Omit all pictures. Copy the rest of the material exactly.

>> START Entries shown

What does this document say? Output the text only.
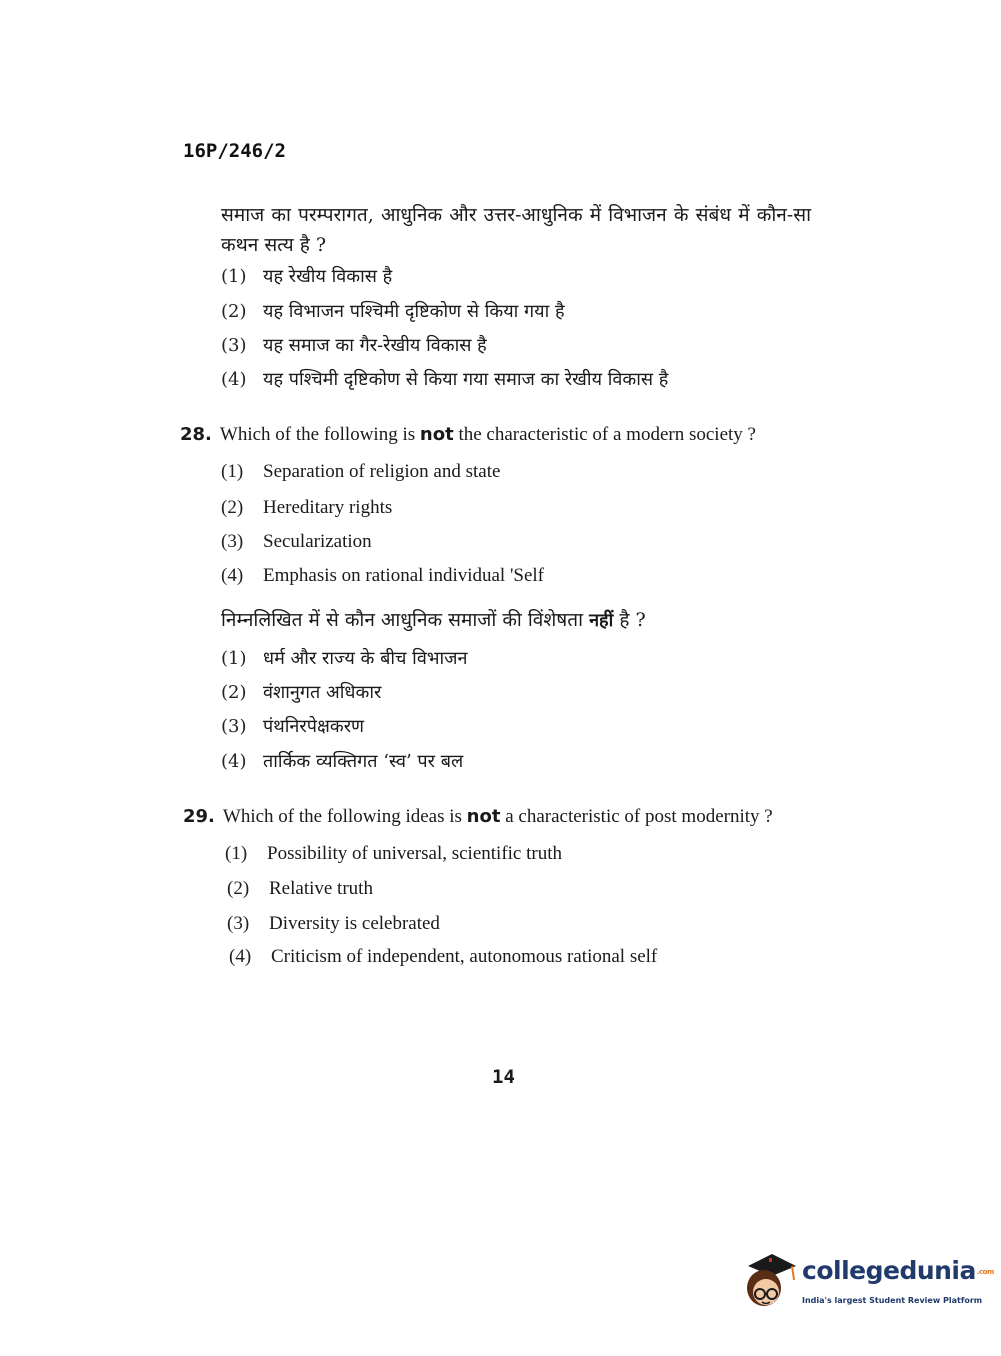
16P/246/2
समाज का परम्परागत, आधुनिक और उत्तर-आधुनिक में विभाजन के संबंध में कौन-सा कथन सत्य है ?
(1) यह रेखीय विकास है
(2) यह विभाजन पश्चिमी दृष्टिकोण से किया गया है
(3) यह समाज का गैर-रेखीय विकास है
(4) यह पश्चिमी दृष्टिकोण से किया गया समाज का रेखीय विकास है
28. Which of the following is not the characteristic of a modern society ?
(1) Separation of religion and state
(2) Hereditary rights
(3) Secularization
(4) Emphasis on rational individual 'Self
निम्नलिखित में से कौन आधुनिक समाजों की विंशेषता नहीं है ?
(1) धर्म और राज्य के बीच विभाजन
(2) वंशानुगत अधिकार
(3) पंथनिरपेक्षकरण
(4) तार्किक व्यक्तिगत ‘स्व’ पर बल
29. Which of the following ideas is not a characteristic of post modernity ?
(1) Possibility of universal, scientific truth
(2) Relative truth
(3) Diversity is celebrated
(4) Criticism of independent, autonomous rational self
14
collegedunia.com
India's largest Student Review Platform
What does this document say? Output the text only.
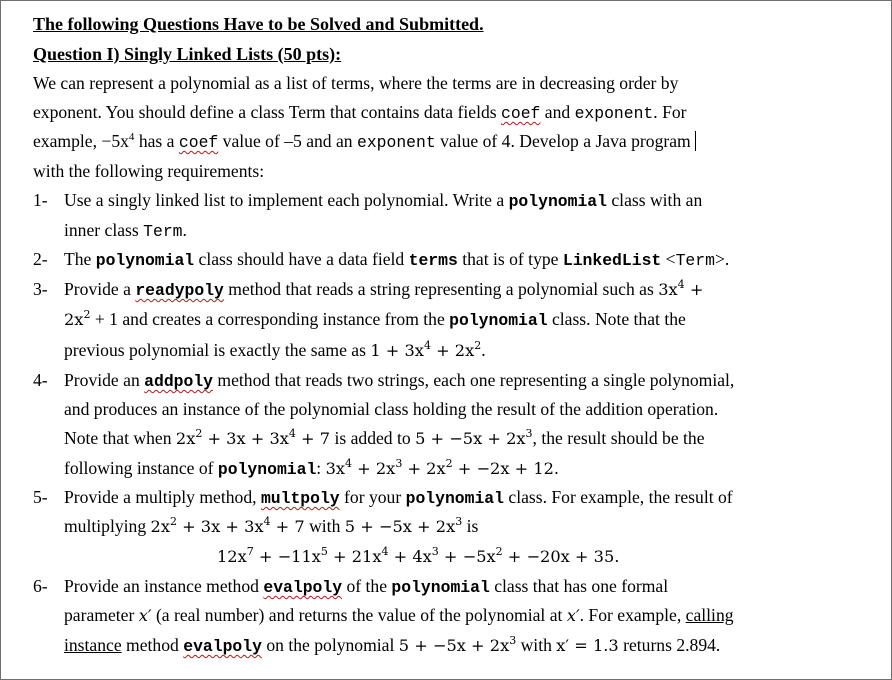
The following Questions Have to be Solved and Submitted.
Question I) Singly Linked Lists (50 pts):
We can represent a polynomial as a list of terms, where the terms are in decreasing order by
exponent. You should define a class Term that contains data fields coef and exponent. For
example, $-5x^4$ has a coef value of –5 and an exponent value of 4. Develop a Java program
with the following requirements:
1- Use a singly linked list to implement each polynomial. Write a polynomial class with an
inner class Term.
2- The polynomial class should have a data field terms that is of type LinkedList <Term>.
3- Provide a readypoly method that reads a string representing a polynomial such as $3x^4$ +
$2x^2 + 1$ and creates a corresponding instance from the polynomial class. Note that the
previous polynomial is exactly the same as $1 + 3x^4 + 2x^2$.
4- Provide an addpoly method that reads two strings, each one representing a single polynomial,
and produces an instance of the polynomial class holding the result of the addition operation.
Note that when $2x^2 + 3x + 3x^4 + 7$ is added to $5 + -5x + 2x^3$, the result should be the
following instance of polynomial: $3x^4 + 2x^3 + 2x^2 + -2x + 12$.
5- Provide a multiply method, multpoly for your polynomial class. For example, the result of
multiplying $2x^2 + 3x + 3x^4 + 7$ with $5 + -5x + 2x^3$ is
$12x^7 + -11x^5 + 21x^4 + 4x^3 + -5x^2 + -20x + 35$.
6- Provide an instance method evalpoly of the polynomial class that has one formal
parameter x′ (a real number) and returns the value of the polynomial at x′. For example, calling
instance method evalpoly on the polynomial $5 + -5x + 2x^3$ with x′ = 1.3 returns 2.894.
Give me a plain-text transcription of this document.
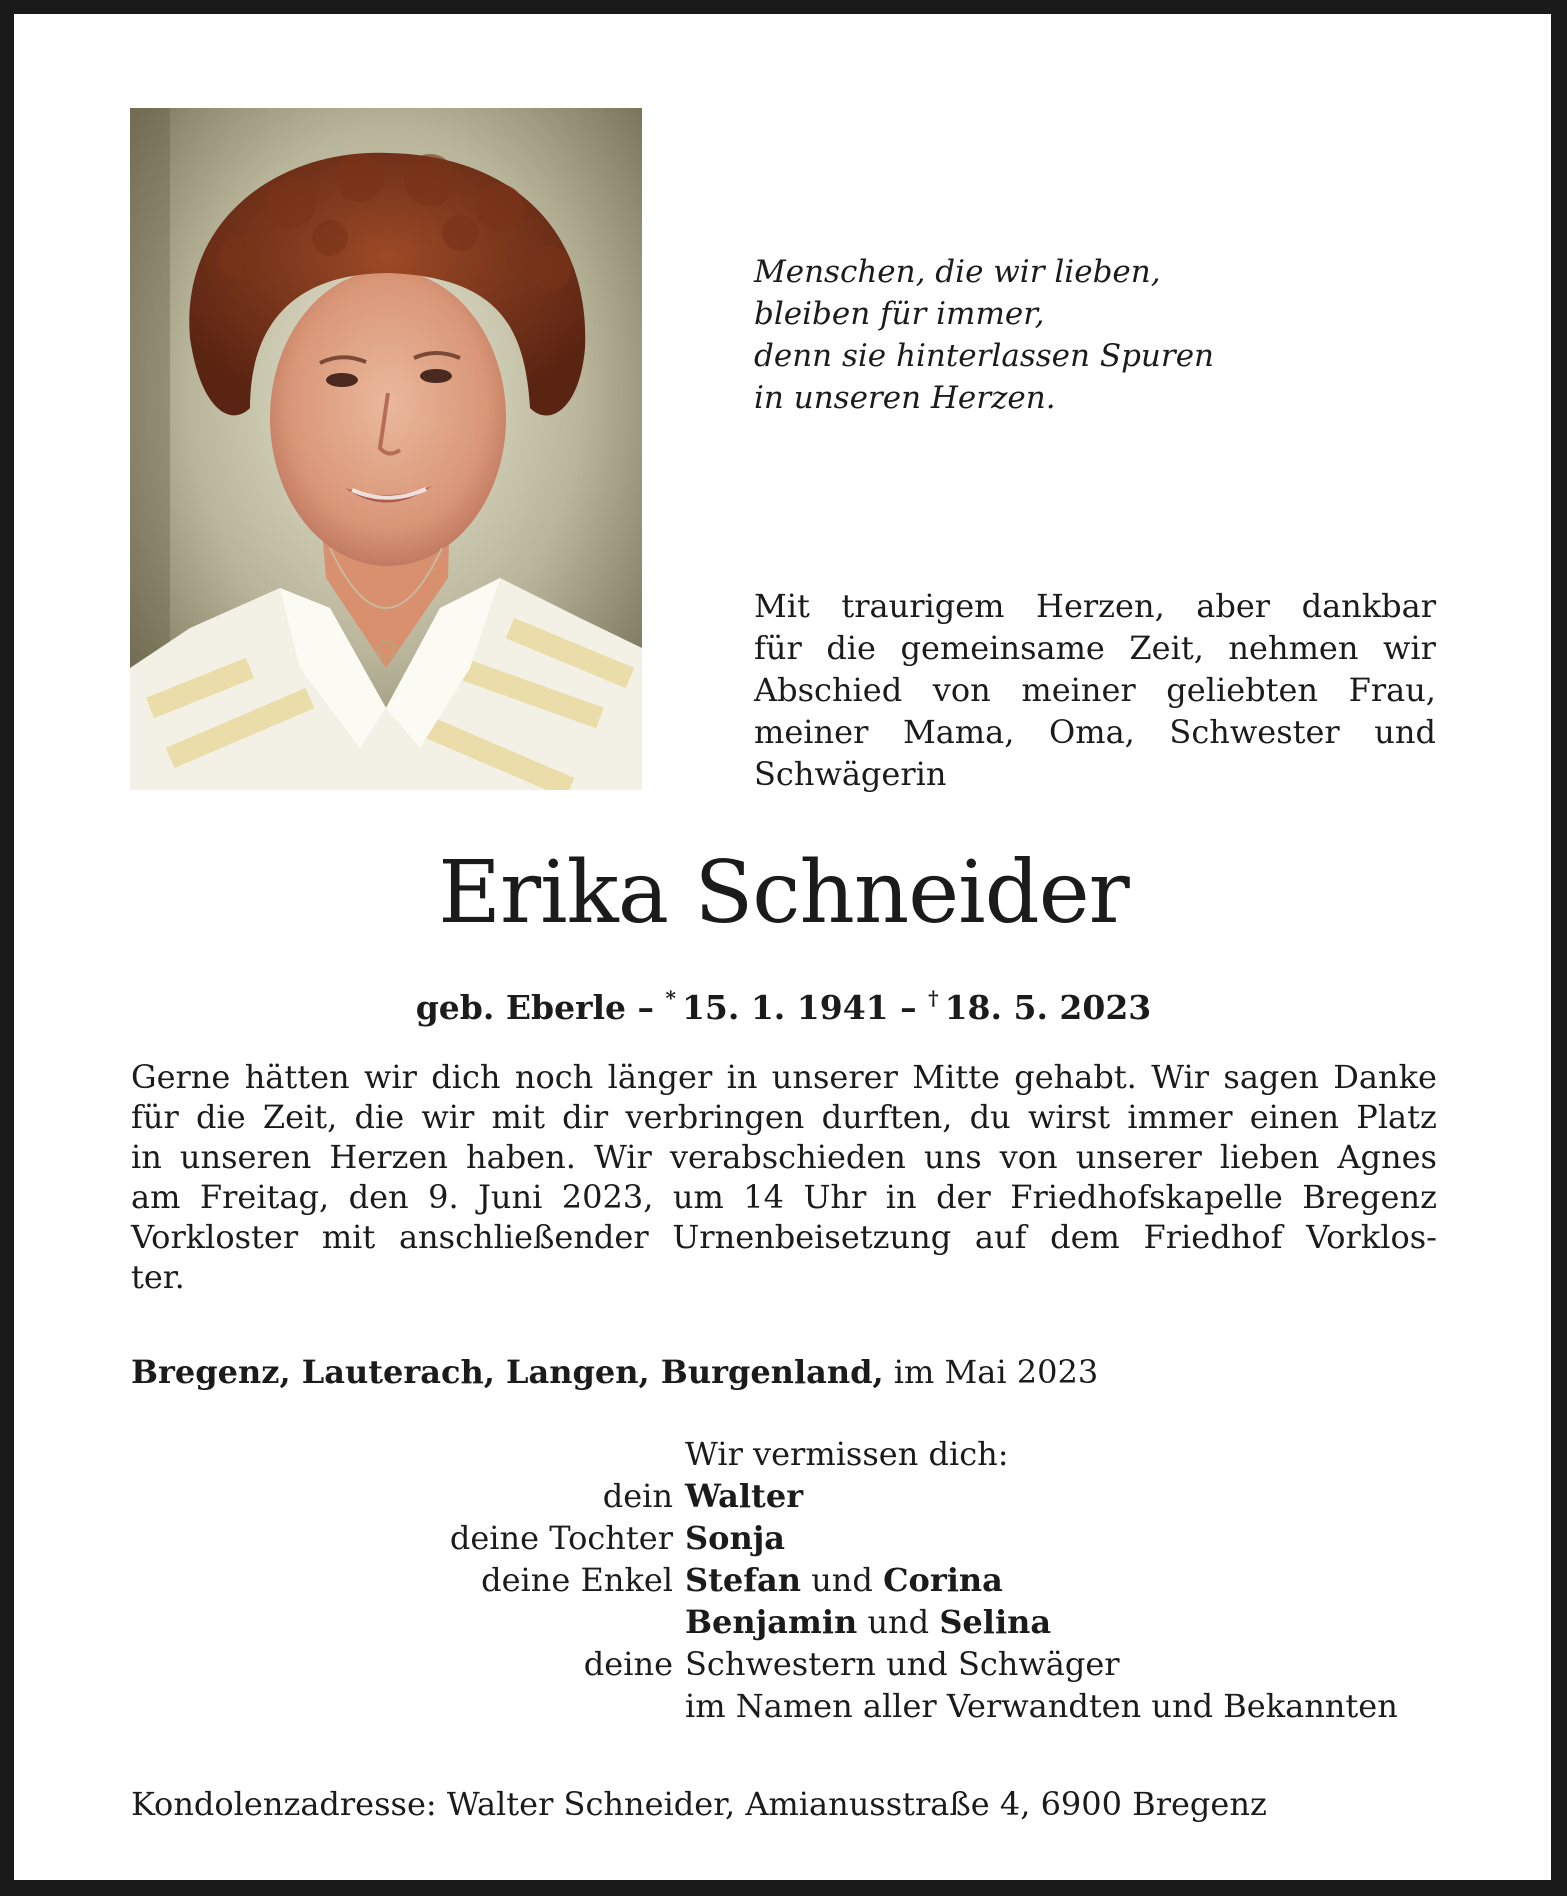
Menschen, die wir lieben,
bleiben für immer,
denn sie hinterlassen Spuren
in unseren Herzen.
Mit traurigem Herzen, aber dankbar
für die gemeinsame Zeit, nehmen wir
Abschied von meiner geliebten Frau,
meiner Mama, Oma, Schwester und
Schwägerin
Erika Schneider
geb. Eberle – * 15. 1. 1941 – † 18. 5. 2023
Gerne hätten wir dich noch länger in unserer Mitte gehabt. Wir sagen Danke
für die Zeit, die wir mit dir verbringen durften, du wirst immer einen Platz
in unseren Herzen haben. Wir verabschieden uns von unserer lieben Agnes
am Freitag, den 9. Juni 2023, um 14 Uhr in der Friedhofskapelle Bregenz
Vorkloster mit anschließender Urnenbeisetzung auf dem Friedhof Vorklos-
ter.
Bregenz, Lauterach, Langen, Burgenland, im Mai 2023
Wir vermissen dich:
dein Walter
deine Tochter Sonja
deine Enkel Stefan und Corina
Benjamin und Selina
deine Schwestern und Schwäger
im Namen aller Verwandten und Bekannten
Kondolenzadresse: Walter Schneider, Amianusstraße 4, 6900 Bregenz
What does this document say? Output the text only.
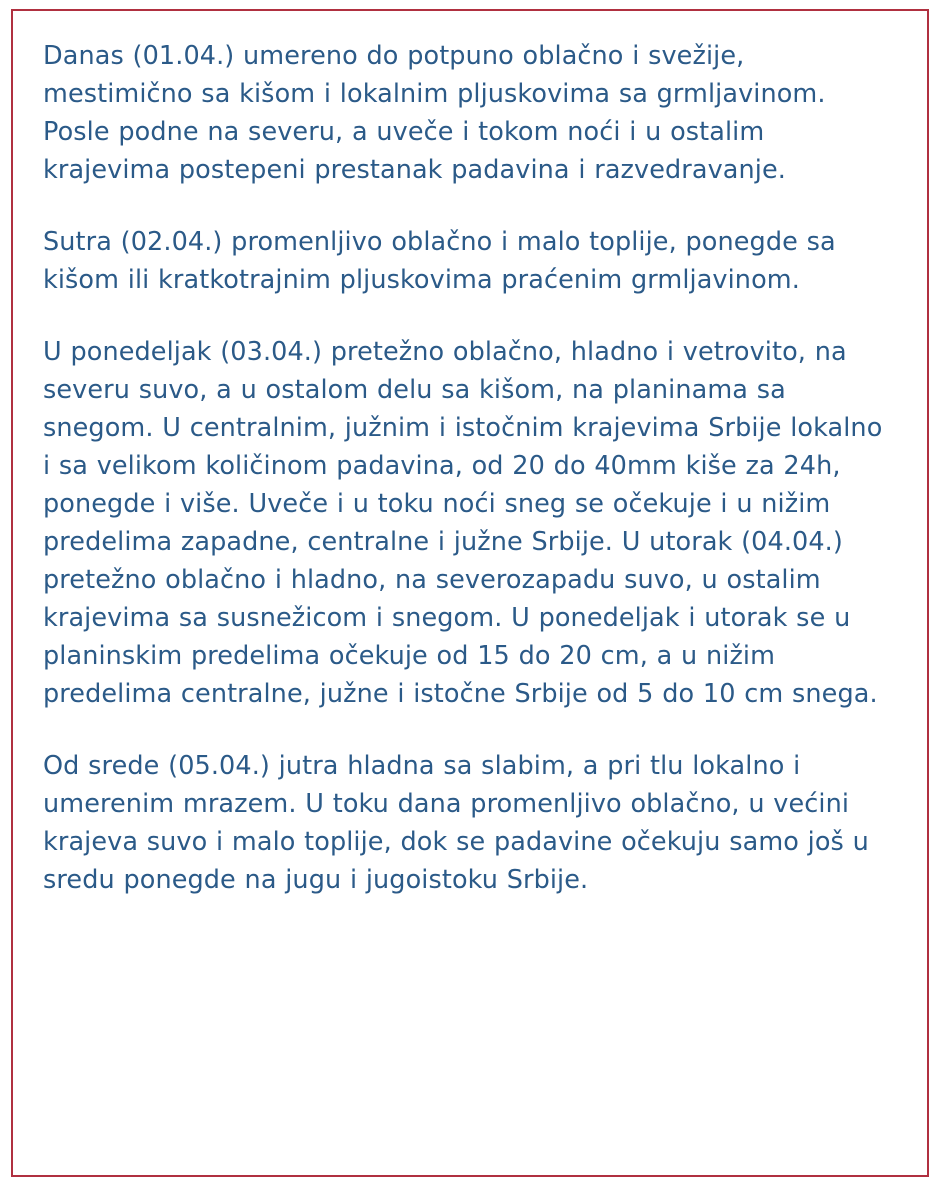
Danas (01.04.) umereno do potpuno oblačno i svežije, mestimično sa kišom i lokalnim pljuskovima sa grmljavinom. Posle podne na severu, a uveče i tokom noći i u ostalim krajevima postepeni prestanak padavina i razvedravanje.

Sutra (02.04.) promenljivo oblačno i malo toplije, ponegde sa kišom ili kratkotrajnim pljuskovima praćenim grmljavinom.

U ponedeljak (03.04.) pretežno oblačno, hladno i vetrovito, na severu suvo, a u ostalom delu sa kišom, na planinama sa snegom. U centralnim, južnim i istočnim krajevima Srbije lokalno i sa velikom količinom padavina, od 20 do 40mm kiše za 24h, ponegde i više. Uveče i u toku noći sneg se očekuje i u nižim predelima zapadne, centralne i južne Srbije. U utorak (04.04.) pretežno oblačno i hladno, na severozapadu suvo, u ostalim krajevima sa susnežicom i snegom. U ponedeljak i utorak se u planinskim predelima očekuje od 15 do 20 cm, a u nižim predelima centralne, južne i istočne Srbije od 5 do 10 cm snega.

Od srede (05.04.) jutra hladna sa slabim, a pri tlu lokalno i umerenim mrazem. U toku dana promenljivo oblačno, u većini krajeva suvo i malo toplije, dok se padavine očekuju samo još u sredu ponegde na jugu i jugoistoku Srbije.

>> END Entries shown

▸ Right answer
What does this document say? Output the text only.
16P/246/2
समाज का परम्परागत, आधुनिक और उत्तर-आधुनिक में विभाजन के संबंध में कौन-सा कथन सत्य है ?
(1) यह रेखीय विकास है
(2) यह विभाजन पश्चिमी दृष्टिकोण से किया गया है
(3) यह समाज का गैर-रेखीय विकास है
(4) यह पश्चिमी दृष्टिकोण से किया गया समाज का रेखीय विकास है
28. Which of the following is not the characteristic of a modern society ?
(1) Separation of religion and state
(2) Hereditary rights
(3) Secularization
(4) Emphasis on rational individual 'Self
निम्नलिखित में से कौन आधुनिक समाजों की विंशेषता नहीं है ?
(1) धर्म और राज्य के बीच विभाजन
(2) वंशानुगत अधिकार
(3) पंथनिरपेक्षकरण
(4) तार्किक व्यक्तिगत ‘स्व’ पर बल
29. Which of the following ideas is not a characteristic of post modernity ?
(1) Possibility of universal, scientific truth
(2) Relative truth
(3) Diversity is celebrated
(4) Criticism of independent, autonomous rational self
14
collegedunia.com
India's largest Student Review Platform
What does this document say? Output the text only.
The following Questions Have to be Solved and Submitted.
Question I) Singly Linked Lists (50 pts):
We can represent a polynomial as a list of terms, where the terms are in decreasing order by
exponent. You should define a class Term that contains data fields coef and exponent. For
example, $-5x^4$ has a coef value of –5 and an exponent value of 4. Develop a Java program
with the following requirements:
1- Use a singly linked list to implement each polynomial. Write a polynomial class with an
inner class Term.
2- The polynomial class should have a data field terms that is of type LinkedList <Term>.
3- Provide a readypoly method that reads a string representing a polynomial such as $3x^4$ +
$2x^2 + 1$ and creates a corresponding instance from the polynomial class. Note that the
previous polynomial is exactly the same as $1 + 3x^4 + 2x^2$.
4- Provide an addpoly method that reads two strings, each one representing a single polynomial,
and produces an instance of the polynomial class holding the result of the addition operation.
Note that when $2x^2 + 3x + 3x^4 + 7$ is added to $5 + -5x + 2x^3$, the result should be the
following instance of polynomial: $3x^4 + 2x^3 + 2x^2 + -2x + 12$.
5- Provide a multiply method, multpoly for your polynomial class. For example, the result of
multiplying $2x^2 + 3x + 3x^4 + 7$ with $5 + -5x + 2x^3$ is
$12x^7 + -11x^5 + 21x^4 + 4x^3 + -5x^2 + -20x + 35$.
6- Provide an instance method evalpoly of the polynomial class that has one formal
parameter x′ (a real number) and returns the value of the polynomial at x′. For example, calling
instance method evalpoly on the polynomial $5 + -5x + 2x^3$ with x′ = 1.3 returns 2.894.
Give me a plain-text transcription of this document.
Menschen, die wir lieben,
bleiben für immer,
denn sie hinterlassen Spuren
in unseren Herzen.
Mit traurigem Herzen, aber dankbar
für die gemeinsame Zeit, nehmen wir
Abschied von meiner geliebten Frau,
meiner Mama, Oma, Schwester und
Schwägerin
Erika Schneider
geb. Eberle – * 15. 1. 1941 – † 18. 5. 2023
Gerne hätten wir dich noch länger in unserer Mitte gehabt. Wir sagen Danke
für die Zeit, die wir mit dir verbringen durften, du wirst immer einen Platz
in unseren Herzen haben. Wir verabschieden uns von unserer lieben Agnes
am Freitag, den 9. Juni 2023, um 14 Uhr in der Friedhofskapelle Bregenz
Vorkloster mit anschließender Urnenbeisetzung auf dem Friedhof Vorklos-
ter.
Bregenz, Lauterach, Langen, Burgenland, im Mai 2023
Wir vermissen dich:
dein Walter
deine Tochter Sonja
deine Enkel Stefan und Corina
Benjamin und Selina
deine Schwestern und Schwäger
im Namen aller Verwandten und Bekannten
Kondolenzadresse: Walter Schneider, Amianusstraße 4, 6900 Bregenz
What does this document say? Output the text only.
Danas (01.04.) umereno do potpuno oblačno i svežije, mestimično sa kišom i lokalnim pljuskovima sa grmljavinom. Posle podne na severu, a uveče i tokom noći i u ostalim krajevima postepeni prestanak padavina i razvedravanje.

Sutra (02.04.) promenljivo oblačno i malo toplije, ponegde sa kišom ili kratkotrajnim pljuskovima praćenim grmljavinom.

U ponedeljak (03.04.) pretežno oblačno, hladno i vetrovito, na severu suvo, a u ostalom delu sa kišom, na planinama sa snegom. U centralnim, južnim i istočnim krajevima Srbije lokalno i sa velikom količinom padavina, od 20 do 40mm kiše za 24h, ponegde i više. Uveče i u toku noći sneg se očekuje i u nižim predelima zapadne, centralne i južne Srbije. U utorak (04.04.) pretežno oblačno i hladno, na severozapadu suvo, u ostalim krajevima sa susnežicom i snegom. U ponedeljak i utorak se u planinskim predelima očekuje od 15 do 20 cm, a u nižim predelima centralne, južne i istočne Srbije od 5 do 10 cm snega.

Od srede (05.04.) jutra hladna sa slabim, a pri tlu lokalno i umerenim mrazem. U toku dana promenljivo oblačno, u većini krajeva suvo i malo toplije, dok se padavine očekuju samo još u sredu ponegde na jugu i jugoistoku Srbije.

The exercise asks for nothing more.